Figure content listings:
┄┄┄┄┄┄┄┄┄┄
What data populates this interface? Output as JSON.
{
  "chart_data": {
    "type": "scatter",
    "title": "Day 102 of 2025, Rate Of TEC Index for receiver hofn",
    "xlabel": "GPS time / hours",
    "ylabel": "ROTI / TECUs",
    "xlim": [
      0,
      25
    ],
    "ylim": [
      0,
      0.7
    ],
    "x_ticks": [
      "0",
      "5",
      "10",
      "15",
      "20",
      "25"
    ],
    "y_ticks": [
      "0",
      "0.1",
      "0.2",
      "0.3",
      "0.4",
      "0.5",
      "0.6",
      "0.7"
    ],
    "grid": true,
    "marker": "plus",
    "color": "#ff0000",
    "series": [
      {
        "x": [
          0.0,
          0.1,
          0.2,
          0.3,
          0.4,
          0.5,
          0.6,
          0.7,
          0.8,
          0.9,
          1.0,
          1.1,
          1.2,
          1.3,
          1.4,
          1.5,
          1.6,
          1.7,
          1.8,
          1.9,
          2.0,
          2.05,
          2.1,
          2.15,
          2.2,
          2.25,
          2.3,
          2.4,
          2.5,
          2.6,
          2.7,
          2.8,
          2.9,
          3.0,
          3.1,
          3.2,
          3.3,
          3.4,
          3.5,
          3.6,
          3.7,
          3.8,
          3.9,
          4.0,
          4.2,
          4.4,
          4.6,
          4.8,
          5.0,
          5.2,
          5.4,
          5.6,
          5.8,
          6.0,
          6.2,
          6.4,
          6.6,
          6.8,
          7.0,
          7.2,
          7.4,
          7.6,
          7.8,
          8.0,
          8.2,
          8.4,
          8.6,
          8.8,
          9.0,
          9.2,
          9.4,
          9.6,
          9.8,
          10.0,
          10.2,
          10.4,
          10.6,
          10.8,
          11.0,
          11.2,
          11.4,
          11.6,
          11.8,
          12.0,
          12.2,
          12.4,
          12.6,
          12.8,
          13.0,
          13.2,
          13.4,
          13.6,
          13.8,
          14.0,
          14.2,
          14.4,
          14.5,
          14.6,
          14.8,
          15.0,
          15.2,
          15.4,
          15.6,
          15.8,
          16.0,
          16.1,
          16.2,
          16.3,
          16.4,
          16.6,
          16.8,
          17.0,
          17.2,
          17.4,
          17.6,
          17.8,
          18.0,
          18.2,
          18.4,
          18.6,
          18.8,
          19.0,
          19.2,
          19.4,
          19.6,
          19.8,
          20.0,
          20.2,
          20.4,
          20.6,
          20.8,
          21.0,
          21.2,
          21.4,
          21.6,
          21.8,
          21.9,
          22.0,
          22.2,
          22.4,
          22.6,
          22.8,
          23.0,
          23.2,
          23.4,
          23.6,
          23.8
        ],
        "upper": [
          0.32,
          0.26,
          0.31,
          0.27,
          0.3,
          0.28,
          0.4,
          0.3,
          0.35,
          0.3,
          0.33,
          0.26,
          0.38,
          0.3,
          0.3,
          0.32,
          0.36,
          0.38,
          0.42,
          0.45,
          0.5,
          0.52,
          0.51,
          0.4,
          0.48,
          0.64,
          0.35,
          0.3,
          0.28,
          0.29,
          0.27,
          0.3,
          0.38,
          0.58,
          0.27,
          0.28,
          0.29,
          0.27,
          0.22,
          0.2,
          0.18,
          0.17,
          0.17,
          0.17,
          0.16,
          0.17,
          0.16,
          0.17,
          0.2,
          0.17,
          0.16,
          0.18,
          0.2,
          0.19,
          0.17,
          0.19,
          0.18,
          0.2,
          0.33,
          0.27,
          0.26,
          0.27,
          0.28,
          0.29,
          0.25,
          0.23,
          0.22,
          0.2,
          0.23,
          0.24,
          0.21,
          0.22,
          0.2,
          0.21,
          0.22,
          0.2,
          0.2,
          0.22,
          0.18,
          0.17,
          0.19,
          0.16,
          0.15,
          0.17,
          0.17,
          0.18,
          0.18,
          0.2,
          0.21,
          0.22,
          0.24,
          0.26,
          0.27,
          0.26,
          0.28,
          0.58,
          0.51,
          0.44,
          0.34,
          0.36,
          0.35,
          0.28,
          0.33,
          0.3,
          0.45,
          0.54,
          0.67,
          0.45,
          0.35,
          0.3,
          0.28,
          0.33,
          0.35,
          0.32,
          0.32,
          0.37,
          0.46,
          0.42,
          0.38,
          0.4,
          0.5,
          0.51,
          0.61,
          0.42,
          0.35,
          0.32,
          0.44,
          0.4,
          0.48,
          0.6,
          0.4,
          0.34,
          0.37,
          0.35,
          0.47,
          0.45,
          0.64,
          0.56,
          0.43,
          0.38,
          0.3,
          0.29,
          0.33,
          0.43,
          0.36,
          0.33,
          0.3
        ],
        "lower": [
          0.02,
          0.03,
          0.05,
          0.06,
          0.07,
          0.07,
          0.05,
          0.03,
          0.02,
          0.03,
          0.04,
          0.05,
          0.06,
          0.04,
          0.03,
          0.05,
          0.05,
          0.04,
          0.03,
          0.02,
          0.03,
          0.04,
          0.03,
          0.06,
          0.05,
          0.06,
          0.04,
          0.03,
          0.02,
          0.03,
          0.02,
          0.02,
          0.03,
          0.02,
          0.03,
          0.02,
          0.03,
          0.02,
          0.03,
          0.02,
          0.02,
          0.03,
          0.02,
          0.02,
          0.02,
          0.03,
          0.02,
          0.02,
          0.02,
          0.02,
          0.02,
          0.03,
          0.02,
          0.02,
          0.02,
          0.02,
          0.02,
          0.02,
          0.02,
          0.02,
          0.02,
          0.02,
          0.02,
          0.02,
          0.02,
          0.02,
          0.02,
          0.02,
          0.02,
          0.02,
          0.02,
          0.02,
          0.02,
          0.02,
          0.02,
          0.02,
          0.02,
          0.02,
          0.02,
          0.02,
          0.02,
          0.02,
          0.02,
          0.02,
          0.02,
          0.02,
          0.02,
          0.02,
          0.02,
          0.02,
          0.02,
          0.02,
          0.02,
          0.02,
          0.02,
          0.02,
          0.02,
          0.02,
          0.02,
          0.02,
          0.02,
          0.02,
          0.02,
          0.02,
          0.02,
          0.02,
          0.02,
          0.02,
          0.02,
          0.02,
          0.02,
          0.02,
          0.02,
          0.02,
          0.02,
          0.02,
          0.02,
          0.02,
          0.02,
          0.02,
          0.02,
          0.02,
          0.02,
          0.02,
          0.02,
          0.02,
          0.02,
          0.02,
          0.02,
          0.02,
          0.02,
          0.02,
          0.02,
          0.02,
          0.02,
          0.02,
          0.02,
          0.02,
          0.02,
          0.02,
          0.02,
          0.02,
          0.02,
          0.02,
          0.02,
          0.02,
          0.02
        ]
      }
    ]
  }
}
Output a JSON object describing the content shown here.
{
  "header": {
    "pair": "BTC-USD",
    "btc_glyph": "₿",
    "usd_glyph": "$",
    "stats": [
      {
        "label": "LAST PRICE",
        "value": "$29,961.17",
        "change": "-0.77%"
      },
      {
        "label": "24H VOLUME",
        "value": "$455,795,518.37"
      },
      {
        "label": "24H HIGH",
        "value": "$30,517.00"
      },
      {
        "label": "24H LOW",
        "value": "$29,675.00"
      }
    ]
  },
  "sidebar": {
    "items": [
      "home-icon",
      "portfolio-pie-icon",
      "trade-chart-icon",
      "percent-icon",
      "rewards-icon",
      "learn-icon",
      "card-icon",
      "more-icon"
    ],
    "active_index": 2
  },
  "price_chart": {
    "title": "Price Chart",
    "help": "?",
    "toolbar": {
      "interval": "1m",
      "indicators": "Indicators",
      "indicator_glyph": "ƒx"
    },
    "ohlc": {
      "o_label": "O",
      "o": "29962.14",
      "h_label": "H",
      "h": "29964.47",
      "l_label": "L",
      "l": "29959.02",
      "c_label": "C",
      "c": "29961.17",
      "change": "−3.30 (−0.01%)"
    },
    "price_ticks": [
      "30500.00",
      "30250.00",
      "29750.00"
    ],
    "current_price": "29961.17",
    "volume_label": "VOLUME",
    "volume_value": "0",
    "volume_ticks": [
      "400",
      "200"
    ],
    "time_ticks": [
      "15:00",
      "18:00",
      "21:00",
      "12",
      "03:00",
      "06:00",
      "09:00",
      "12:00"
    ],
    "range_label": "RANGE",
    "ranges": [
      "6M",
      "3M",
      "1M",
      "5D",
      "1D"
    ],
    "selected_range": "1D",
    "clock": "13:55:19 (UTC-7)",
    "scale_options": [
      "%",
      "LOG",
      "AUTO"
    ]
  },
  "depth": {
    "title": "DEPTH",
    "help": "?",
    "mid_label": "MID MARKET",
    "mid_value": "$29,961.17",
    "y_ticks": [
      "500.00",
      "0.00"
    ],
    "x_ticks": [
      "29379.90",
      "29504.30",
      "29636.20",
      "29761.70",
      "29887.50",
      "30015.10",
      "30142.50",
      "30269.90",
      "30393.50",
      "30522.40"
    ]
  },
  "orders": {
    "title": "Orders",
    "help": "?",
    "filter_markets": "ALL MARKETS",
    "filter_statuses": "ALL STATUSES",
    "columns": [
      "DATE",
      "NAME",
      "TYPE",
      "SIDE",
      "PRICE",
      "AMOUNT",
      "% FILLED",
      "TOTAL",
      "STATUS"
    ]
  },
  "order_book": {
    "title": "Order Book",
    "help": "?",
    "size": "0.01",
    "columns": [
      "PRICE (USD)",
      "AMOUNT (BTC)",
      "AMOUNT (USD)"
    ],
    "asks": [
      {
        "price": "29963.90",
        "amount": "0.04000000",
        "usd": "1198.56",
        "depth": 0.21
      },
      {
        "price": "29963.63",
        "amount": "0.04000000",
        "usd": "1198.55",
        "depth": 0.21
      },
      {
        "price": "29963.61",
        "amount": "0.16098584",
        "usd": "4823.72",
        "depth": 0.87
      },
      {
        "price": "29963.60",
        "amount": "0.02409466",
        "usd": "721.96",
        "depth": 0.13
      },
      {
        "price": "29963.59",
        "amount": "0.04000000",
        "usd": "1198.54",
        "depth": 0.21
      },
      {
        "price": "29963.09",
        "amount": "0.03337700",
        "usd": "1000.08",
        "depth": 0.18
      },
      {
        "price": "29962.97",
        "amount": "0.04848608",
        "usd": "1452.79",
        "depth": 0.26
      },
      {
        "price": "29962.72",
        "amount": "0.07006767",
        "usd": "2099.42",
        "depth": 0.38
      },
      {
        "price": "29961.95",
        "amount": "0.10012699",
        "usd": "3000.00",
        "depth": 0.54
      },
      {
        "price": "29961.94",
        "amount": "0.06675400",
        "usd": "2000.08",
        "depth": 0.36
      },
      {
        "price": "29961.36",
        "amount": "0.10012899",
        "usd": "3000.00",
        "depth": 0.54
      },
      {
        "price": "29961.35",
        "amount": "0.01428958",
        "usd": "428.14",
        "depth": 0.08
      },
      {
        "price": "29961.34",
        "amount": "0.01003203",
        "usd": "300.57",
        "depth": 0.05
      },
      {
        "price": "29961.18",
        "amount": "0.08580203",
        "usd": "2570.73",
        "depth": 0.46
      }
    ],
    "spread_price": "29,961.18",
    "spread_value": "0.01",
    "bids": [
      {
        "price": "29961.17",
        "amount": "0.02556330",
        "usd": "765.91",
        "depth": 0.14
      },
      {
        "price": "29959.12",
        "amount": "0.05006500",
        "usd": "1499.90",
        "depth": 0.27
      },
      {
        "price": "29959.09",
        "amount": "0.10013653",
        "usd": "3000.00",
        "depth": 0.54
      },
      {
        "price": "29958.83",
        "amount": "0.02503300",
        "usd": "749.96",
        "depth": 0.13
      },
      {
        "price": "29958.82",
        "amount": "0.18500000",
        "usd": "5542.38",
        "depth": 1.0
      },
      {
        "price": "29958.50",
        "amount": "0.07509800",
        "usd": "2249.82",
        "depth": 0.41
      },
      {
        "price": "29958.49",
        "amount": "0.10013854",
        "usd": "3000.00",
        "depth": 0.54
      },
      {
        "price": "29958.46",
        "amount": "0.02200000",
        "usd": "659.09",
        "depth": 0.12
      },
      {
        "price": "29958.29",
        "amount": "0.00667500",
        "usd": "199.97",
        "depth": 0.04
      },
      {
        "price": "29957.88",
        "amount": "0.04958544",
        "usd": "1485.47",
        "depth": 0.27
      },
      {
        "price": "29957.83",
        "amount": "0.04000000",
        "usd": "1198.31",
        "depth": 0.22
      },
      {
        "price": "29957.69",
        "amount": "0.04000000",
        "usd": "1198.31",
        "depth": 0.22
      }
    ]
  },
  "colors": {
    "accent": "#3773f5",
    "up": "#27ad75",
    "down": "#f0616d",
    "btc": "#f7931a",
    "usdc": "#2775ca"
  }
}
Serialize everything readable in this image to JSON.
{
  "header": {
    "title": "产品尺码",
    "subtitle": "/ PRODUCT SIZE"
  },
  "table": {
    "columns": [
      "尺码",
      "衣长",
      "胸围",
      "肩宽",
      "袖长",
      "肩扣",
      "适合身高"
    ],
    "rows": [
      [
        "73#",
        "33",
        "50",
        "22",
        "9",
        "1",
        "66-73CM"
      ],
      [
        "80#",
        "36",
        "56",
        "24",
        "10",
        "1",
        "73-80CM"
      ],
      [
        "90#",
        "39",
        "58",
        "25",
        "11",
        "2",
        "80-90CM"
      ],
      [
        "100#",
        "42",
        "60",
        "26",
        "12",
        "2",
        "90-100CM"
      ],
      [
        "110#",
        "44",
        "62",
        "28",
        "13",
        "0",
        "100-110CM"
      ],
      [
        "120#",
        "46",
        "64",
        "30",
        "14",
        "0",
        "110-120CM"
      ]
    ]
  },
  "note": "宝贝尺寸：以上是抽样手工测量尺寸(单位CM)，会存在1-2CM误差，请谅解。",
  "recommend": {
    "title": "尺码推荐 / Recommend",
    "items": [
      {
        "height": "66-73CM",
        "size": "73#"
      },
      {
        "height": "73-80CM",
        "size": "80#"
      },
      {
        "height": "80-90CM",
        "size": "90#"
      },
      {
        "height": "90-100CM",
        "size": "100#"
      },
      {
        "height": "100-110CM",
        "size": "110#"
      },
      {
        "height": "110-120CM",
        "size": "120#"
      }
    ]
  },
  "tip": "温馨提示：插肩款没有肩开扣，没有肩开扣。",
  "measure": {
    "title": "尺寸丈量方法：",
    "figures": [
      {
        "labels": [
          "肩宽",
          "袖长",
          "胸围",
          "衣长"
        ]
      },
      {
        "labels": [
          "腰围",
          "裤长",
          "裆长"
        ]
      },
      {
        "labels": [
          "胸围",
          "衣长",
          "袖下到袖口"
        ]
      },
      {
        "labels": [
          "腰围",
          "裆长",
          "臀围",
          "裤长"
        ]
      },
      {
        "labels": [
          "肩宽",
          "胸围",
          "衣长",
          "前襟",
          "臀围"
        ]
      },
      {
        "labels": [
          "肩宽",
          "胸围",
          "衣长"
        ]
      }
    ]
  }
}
┄┄┄┄┄┄┄┄┄┄
Filter the records above for "this" and copy every matching line.

## [WORKED SOLUTION]
What data populates this interface? Output as JSON.
Serialize everything readable in this image to JSON.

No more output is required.